Problem description:
Extract, from the listing that follows, each line containing the word "Briefly".

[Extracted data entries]
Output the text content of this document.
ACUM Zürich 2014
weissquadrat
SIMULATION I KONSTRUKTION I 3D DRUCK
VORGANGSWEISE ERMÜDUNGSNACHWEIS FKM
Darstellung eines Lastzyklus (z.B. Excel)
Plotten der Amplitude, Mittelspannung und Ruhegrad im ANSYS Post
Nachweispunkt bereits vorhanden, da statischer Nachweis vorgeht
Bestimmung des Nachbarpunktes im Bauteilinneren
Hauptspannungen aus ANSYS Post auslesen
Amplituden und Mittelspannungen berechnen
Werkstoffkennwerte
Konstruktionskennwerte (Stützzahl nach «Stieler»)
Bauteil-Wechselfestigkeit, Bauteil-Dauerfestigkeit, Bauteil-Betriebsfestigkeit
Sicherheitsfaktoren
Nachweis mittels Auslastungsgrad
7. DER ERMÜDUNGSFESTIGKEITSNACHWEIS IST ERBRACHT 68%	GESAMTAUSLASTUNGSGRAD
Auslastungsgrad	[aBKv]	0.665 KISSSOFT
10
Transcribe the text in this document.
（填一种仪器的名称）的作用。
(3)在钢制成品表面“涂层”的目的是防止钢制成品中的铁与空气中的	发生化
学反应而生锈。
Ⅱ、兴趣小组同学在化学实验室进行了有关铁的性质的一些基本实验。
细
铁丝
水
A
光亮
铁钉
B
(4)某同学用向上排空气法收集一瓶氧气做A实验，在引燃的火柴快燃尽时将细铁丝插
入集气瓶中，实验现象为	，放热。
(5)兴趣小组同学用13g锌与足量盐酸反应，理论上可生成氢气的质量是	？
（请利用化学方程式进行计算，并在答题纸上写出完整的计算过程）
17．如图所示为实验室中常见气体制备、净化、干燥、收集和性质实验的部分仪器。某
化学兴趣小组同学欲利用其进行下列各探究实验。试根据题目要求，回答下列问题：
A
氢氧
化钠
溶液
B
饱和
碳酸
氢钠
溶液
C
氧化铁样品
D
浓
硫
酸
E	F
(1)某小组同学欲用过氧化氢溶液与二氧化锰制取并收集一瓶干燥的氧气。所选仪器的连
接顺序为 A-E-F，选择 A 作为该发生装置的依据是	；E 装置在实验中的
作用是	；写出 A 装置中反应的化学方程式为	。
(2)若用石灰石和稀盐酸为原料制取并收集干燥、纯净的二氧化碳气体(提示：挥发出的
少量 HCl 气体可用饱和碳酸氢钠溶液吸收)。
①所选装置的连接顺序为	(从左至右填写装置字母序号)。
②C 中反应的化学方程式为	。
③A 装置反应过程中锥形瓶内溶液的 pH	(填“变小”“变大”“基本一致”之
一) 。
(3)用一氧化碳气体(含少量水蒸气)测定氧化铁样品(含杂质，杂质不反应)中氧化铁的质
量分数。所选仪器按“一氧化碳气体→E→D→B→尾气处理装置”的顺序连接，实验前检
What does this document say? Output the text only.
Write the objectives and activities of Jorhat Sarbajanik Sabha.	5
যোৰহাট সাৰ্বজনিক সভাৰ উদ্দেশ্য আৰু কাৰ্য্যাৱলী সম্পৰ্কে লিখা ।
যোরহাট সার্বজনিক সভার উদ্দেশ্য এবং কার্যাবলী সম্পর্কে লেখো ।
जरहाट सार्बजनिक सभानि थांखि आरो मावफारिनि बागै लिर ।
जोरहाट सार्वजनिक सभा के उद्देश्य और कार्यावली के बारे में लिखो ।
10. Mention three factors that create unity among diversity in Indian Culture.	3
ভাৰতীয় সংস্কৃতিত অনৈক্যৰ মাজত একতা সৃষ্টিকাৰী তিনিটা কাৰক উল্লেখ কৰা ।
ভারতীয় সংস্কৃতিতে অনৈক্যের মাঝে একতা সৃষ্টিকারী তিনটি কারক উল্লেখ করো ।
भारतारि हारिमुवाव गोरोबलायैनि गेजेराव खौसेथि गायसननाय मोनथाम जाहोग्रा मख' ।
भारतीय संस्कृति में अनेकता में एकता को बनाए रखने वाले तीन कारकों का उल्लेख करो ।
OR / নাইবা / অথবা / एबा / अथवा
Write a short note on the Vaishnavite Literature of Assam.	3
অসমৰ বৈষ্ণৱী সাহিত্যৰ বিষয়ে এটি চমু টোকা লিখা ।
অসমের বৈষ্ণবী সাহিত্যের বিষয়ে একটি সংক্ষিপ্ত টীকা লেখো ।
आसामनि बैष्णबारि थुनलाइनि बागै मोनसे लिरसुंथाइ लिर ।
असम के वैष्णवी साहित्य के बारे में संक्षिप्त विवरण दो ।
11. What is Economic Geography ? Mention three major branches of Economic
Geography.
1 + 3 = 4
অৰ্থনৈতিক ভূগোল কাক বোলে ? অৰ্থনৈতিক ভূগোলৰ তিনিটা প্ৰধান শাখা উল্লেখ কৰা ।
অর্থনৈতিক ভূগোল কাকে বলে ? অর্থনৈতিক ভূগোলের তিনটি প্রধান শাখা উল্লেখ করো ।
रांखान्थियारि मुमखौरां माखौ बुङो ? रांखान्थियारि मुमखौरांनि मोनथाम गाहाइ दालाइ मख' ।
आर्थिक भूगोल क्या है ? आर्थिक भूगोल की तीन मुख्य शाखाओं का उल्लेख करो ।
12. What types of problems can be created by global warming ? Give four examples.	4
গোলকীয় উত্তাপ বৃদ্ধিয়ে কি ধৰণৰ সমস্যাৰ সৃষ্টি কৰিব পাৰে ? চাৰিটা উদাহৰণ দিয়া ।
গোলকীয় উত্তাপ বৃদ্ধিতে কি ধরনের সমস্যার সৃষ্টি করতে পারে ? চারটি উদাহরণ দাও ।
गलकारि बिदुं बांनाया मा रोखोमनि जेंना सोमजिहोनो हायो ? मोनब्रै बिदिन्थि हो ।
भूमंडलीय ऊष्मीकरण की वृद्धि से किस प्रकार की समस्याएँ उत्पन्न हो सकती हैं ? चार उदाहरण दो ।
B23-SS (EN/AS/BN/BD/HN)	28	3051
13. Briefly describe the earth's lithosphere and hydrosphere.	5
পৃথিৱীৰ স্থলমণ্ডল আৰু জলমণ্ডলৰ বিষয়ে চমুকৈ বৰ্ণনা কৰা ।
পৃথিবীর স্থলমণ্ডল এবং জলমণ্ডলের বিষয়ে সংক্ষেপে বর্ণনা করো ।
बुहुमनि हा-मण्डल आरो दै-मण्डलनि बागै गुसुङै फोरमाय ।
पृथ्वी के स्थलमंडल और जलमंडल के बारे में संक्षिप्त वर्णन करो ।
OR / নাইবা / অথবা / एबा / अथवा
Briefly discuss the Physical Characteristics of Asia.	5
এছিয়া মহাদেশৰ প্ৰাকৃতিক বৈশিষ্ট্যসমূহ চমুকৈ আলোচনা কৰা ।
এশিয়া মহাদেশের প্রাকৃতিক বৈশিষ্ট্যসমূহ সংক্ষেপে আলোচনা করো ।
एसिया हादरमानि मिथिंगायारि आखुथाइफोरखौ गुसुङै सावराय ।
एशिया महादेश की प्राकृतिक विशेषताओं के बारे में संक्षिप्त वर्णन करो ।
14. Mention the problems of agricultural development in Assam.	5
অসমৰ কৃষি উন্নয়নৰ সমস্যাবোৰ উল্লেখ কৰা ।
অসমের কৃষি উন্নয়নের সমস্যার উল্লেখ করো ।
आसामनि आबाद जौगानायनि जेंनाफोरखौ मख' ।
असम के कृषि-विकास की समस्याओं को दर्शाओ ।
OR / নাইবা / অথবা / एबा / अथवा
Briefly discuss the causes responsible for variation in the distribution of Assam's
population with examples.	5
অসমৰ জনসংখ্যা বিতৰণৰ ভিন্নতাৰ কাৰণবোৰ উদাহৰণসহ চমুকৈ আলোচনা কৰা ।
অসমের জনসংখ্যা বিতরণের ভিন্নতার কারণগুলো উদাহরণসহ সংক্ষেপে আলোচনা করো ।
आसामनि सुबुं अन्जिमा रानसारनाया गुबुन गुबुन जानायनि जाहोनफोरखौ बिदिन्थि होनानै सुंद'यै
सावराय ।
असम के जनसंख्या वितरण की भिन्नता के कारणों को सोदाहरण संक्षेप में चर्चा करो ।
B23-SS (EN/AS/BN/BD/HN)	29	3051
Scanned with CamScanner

Problem solution:
13. Briefly describe the earth's lithosphere and hydrosphere.	5
Briefly discuss the Physical Characteristics of Asia.	5
Briefly discuss the causes responsible for variation in the distribution of Assam's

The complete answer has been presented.